- _REQUEST_:
Images must not appear in your copy; reproduce every other part of the records exactly.

- _EXTRACTED DATA_:
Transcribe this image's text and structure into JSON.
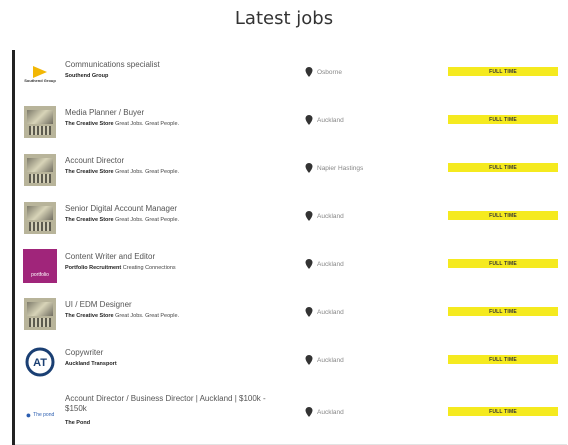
{
  "page_title": "Latest jobs",
  "jobs": [
    {
      "title": "Communications specialist",
      "company": "Southend Group",
      "tagline": "",
      "location": "Osborne",
      "type": "FULL TIME",
      "logo": "southend-logo",
      "logo_text": "Southend Group"
    },
    {
      "title": "Media Planner / Buyer",
      "company": "The Creative Store",
      "tagline": "Great Jobs. Great People.",
      "location": "Auckland",
      "type": "FULL TIME",
      "logo": "creative-store-logo"
    },
    {
      "title": "Account Director",
      "company": "The Creative Store",
      "tagline": "Great Jobs. Great People.",
      "location": "Napier Hastings",
      "type": "FULL TIME",
      "logo": "creative-store-logo"
    },
    {
      "title": "Senior Digital Account Manager",
      "company": "The Creative Store",
      "tagline": "Great Jobs. Great People.",
      "location": "Auckland",
      "type": "FULL TIME",
      "logo": "creative-store-logo"
    },
    {
      "title": "Content Writer and Editor",
      "company": "Portfolio Recruitment",
      "tagline": "Creating Connections",
      "location": "Auckland",
      "type": "FULL TIME",
      "logo": "portfolio-logo",
      "logo_text": "portfolio"
    },
    {
      "title": "UI / EDM Designer",
      "company": "The Creative Store",
      "tagline": "Great Jobs. Great People.",
      "location": "Auckland",
      "type": "FULL TIME",
      "logo": "creative-store-logo"
    },
    {
      "title": "Copywriter",
      "company": "Auckland Transport",
      "tagline": "",
      "location": "Auckland",
      "type": "FULL TIME",
      "logo": "auckland-transport-logo",
      "logo_text": "AT"
    },
    {
      "title": "Account Director / Business Director | Auckland | $100k - $150k",
      "company": "The Pond",
      "tagline": "",
      "location": "Auckland",
      "type": "FULL TIME",
      "logo": "the-pond-logo",
      "logo_text": "The pond"
    }
  ],
  "colors": {
    "badge": "#f5ea1f",
    "portfolio": "#a0257a",
    "at_blue": "#1a3f73",
    "pond_blue": "#2a5db0"
  }
}
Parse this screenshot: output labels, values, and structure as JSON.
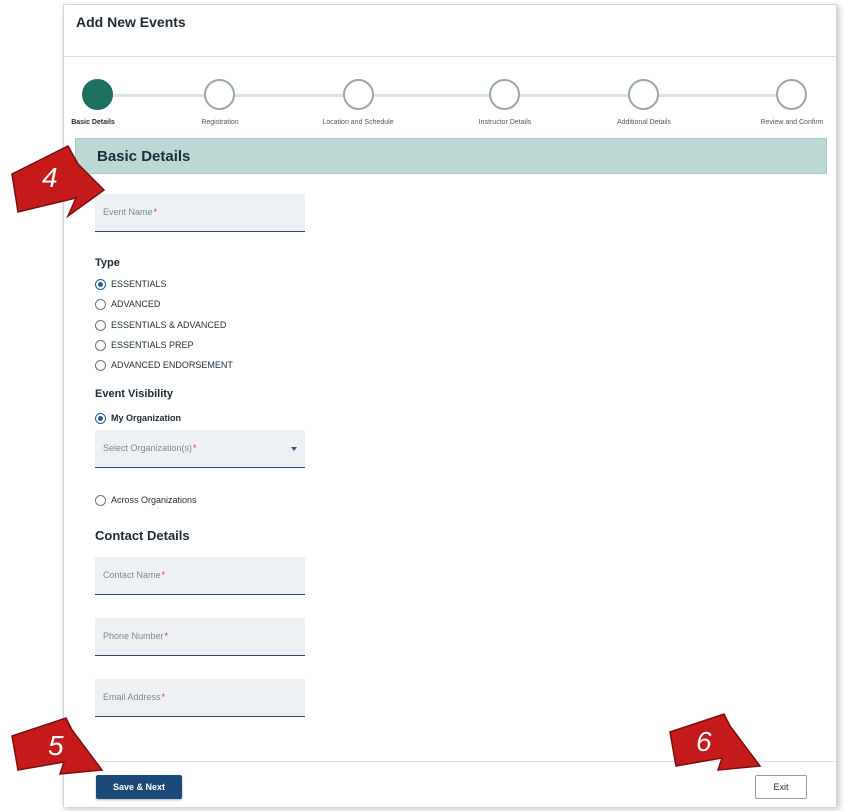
{
  "window": {
    "title": "Add New Events"
  },
  "stepper": {
    "steps": [
      {
        "label": "Basic Details",
        "active": true
      },
      {
        "label": "Registration",
        "active": false
      },
      {
        "label": "Location and Schedule",
        "active": false
      },
      {
        "label": "Instructor Details",
        "active": false
      },
      {
        "label": "Additional Details",
        "active": false
      },
      {
        "label": "Review and Confirm",
        "active": false
      }
    ],
    "active_color": "#1d6f5e"
  },
  "section": {
    "title": "Basic Details"
  },
  "event_name": {
    "placeholder": "Event Name",
    "required_mark": "*"
  },
  "type": {
    "label": "Type",
    "options": [
      "ESSENTIALS",
      "ADVANCED",
      "ESSENTIALS & ADVANCED",
      "ESSENTIALS PREP",
      "ADVANCED ENDORSEMENT"
    ],
    "selected": "ESSENTIALS"
  },
  "visibility": {
    "label": "Event Visibility",
    "my_org": "My Organization",
    "org_select_placeholder": "Select Organization(s)",
    "required_mark": "*",
    "across_orgs": "Across Organizations",
    "selected": "My Organization"
  },
  "contact": {
    "label": "Contact Details",
    "fields": [
      {
        "placeholder": "Contact Name",
        "required_mark": "*"
      },
      {
        "placeholder": "Phone Number",
        "required_mark": "*"
      },
      {
        "placeholder": "Email Address",
        "required_mark": "*"
      }
    ]
  },
  "footer": {
    "save_label": "Save & Next",
    "exit_label": "Exit"
  },
  "callouts": [
    "4",
    "5",
    "6"
  ],
  "colors": {
    "primary": "#1b4a78",
    "section_bg": "#bcd8d4",
    "callout": "#c41a1a"
  }
}
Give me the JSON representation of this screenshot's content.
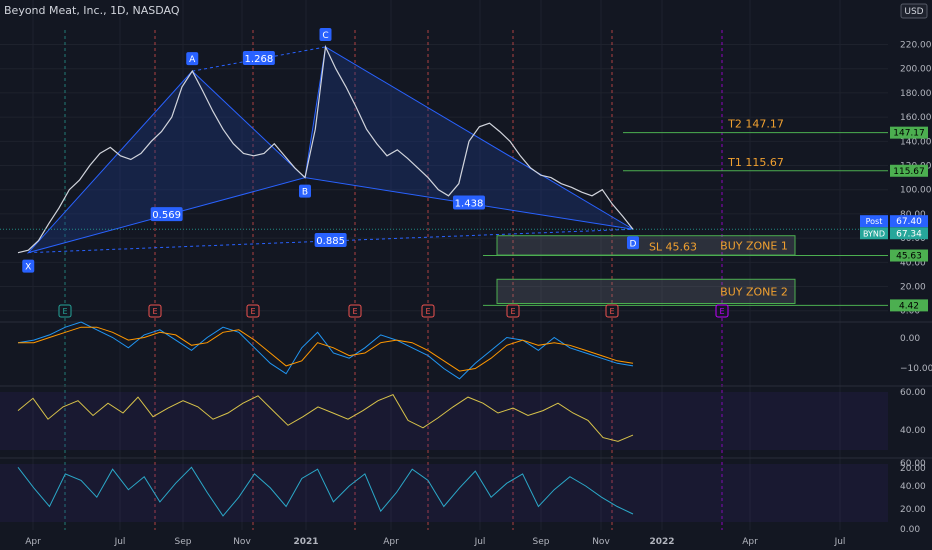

- _WRITTEN RESPONSE_:
Transcribe this image's text and structure into JSON.
{
  "page_title": "Latest jobs",
  "jobs": [
    {
      "title": "Communications specialist",
      "company": "Southend Group",
      "tagline": "",
      "location": "Osborne",
      "type": "FULL TIME",
      "logo": "southend-logo",
      "logo_text": "Southend Group"
    },
    {
      "title": "Media Planner / Buyer",
      "company": "The Creative Store",
      "tagline": "Great Jobs. Great People.",
      "location": "Auckland",
      "type": "FULL TIME",
      "logo": "creative-store-logo"
    },
    {
      "title": "Account Director",
      "company": "The Creative Store",
      "tagline": "Great Jobs. Great People.",
      "location": "Napier Hastings",
      "type": "FULL TIME",
      "logo": "creative-store-logo"
    },
    {
      "title": "Senior Digital Account Manager",
      "company": "The Creative Store",
      "tagline": "Great Jobs. Great People.",
      "location": "Auckland",
      "type": "FULL TIME",
      "logo": "creative-store-logo"
    },
    {
      "title": "Content Writer and Editor",
      "company": "Portfolio Recruitment",
      "tagline": "Creating Connections",
      "location": "Auckland",
      "type": "FULL TIME",
      "logo": "portfolio-logo",
      "logo_text": "portfolio"
    },
    {
      "title": "UI / EDM Designer",
      "company": "The Creative Store",
      "tagline": "Great Jobs. Great People.",
      "location": "Auckland",
      "type": "FULL TIME",
      "logo": "creative-store-logo"
    },
    {
      "title": "Copywriter",
      "company": "Auckland Transport",
      "tagline": "",
      "location": "Auckland",
      "type": "FULL TIME",
      "logo": "auckland-transport-logo",
      "logo_text": "AT"
    },
    {
      "title": "Account Director / Business Director | Auckland | $100k - $150k",
      "company": "The Pond",
      "tagline": "",
      "location": "Auckland",
      "type": "FULL TIME",
      "logo": "the-pond-logo",
      "logo_text": "The pond"
    }
  ],
  "colors": {
    "badge": "#f5ea1f",
    "portfolio": "#a0257a",
    "at_blue": "#1a3f73",
    "pond_blue": "#2a5db0"
  }
}
Parse this screenshot: output labels, values, and structure as JSON.
{
  "window": {
    "title": "Add New Events"
  },
  "stepper": {
    "steps": [
      {
        "label": "Basic Details",
        "active": true
      },
      {
        "label": "Registration",
        "active": false
      },
      {
        "label": "Location and Schedule",
        "active": false
      },
      {
        "label": "Instructor Details",
        "active": false
      },
      {
        "label": "Additional Details",
        "active": false
      },
      {
        "label": "Review and Confirm",
        "active": false
      }
    ],
    "active_color": "#1d6f5e"
  },
  "section": {
    "title": "Basic Details"
  },
  "event_name": {
    "placeholder": "Event Name",
    "required_mark": "*"
  },
  "type": {
    "label": "Type",
    "options": [
      "ESSENTIALS",
      "ADVANCED",
      "ESSENTIALS & ADVANCED",
      "ESSENTIALS PREP",
      "ADVANCED ENDORSEMENT"
    ],
    "selected": "ESSENTIALS"
  },
  "visibility": {
    "label": "Event Visibility",
    "my_org": "My Organization",
    "org_select_placeholder": "Select Organization(s)",
    "required_mark": "*",
    "across_orgs": "Across Organizations",
    "selected": "My Organization"
  },
  "contact": {
    "label": "Contact Details",
    "fields": [
      {
        "placeholder": "Contact Name",
        "required_mark": "*"
      },
      {
        "placeholder": "Phone Number",
        "required_mark": "*"
      },
      {
        "placeholder": "Email Address",
        "required_mark": "*"
      }
    ]
  },
  "footer": {
    "save_label": "Save & Next",
    "exit_label": "Exit"
  },
  "callouts": [
    "4",
    "5",
    "6"
  ],
  "colors": {
    "primary": "#1b4a78",
    "section_bg": "#bcd8d4",
    "callout": "#c41a1a"
  }
}
Give me the JSON representation of this screenshot's content.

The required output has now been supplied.